**AIM OF THE EXERCISE:**
Copy each line of the data below with the word "this".

[Items from a data source]
────────────────────────────────────────

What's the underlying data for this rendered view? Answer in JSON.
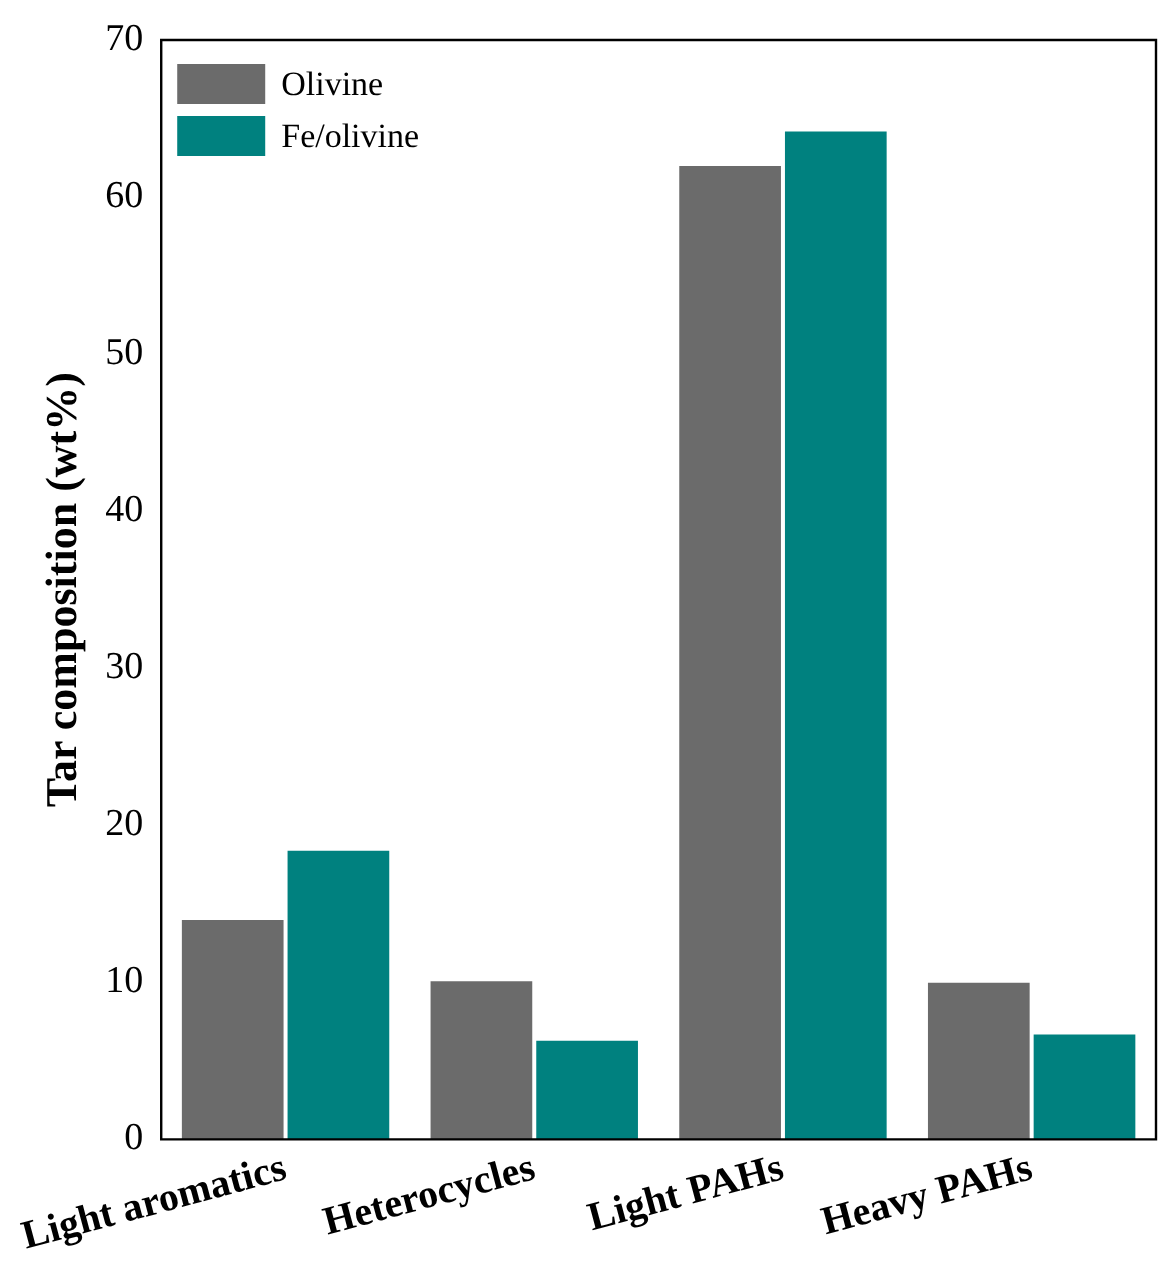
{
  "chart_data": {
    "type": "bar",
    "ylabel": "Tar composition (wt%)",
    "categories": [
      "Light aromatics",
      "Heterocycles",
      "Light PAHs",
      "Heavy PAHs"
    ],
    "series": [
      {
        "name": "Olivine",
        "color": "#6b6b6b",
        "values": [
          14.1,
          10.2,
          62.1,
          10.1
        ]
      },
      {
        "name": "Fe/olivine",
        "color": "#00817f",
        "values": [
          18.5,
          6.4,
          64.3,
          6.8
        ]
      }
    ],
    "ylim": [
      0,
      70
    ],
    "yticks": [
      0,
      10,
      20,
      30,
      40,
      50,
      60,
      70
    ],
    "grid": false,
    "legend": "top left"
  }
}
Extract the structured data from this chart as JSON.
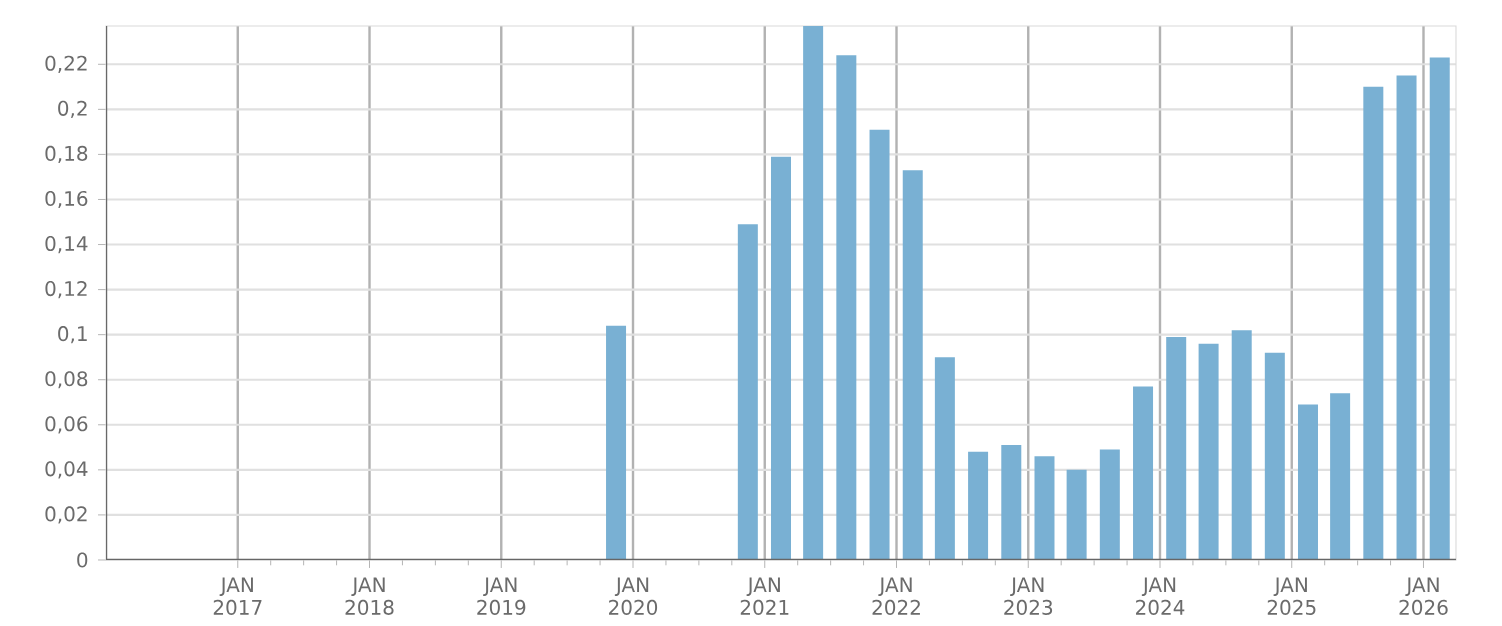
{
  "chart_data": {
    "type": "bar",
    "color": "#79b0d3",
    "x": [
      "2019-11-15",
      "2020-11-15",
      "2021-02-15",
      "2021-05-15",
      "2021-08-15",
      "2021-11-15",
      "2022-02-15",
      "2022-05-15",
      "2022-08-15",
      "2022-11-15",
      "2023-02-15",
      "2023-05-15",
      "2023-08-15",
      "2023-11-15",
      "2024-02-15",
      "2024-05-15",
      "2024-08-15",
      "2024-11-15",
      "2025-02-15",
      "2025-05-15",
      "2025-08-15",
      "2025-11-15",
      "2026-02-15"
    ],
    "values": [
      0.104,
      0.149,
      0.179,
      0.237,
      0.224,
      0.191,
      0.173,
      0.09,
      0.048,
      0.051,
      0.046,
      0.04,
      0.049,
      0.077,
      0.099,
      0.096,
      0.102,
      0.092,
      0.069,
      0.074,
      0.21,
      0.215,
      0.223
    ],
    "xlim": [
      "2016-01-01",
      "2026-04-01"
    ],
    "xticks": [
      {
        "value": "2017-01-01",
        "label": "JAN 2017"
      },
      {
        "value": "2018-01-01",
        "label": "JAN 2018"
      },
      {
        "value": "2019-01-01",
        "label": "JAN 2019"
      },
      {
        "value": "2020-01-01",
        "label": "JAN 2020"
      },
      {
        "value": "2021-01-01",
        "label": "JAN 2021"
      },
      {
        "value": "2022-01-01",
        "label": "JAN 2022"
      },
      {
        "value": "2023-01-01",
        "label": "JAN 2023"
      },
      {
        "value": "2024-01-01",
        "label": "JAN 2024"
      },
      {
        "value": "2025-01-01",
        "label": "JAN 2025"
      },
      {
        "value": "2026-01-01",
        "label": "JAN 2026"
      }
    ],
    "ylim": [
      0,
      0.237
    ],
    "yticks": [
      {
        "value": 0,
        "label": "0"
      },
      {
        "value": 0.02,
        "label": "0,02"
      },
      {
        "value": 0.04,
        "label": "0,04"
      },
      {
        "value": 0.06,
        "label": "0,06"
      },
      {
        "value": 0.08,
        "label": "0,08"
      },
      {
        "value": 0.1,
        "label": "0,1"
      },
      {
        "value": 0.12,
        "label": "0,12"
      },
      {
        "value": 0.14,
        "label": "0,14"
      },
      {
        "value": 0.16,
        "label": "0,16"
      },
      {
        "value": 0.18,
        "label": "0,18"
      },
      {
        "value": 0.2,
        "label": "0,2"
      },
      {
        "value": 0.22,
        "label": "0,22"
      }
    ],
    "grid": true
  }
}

────────────────────────────────────────

**RESPONSE TO THE TASK:**
What's the underlying data for this rendered view? Answer in JSON.
Extract the structured data from this chart as JSON.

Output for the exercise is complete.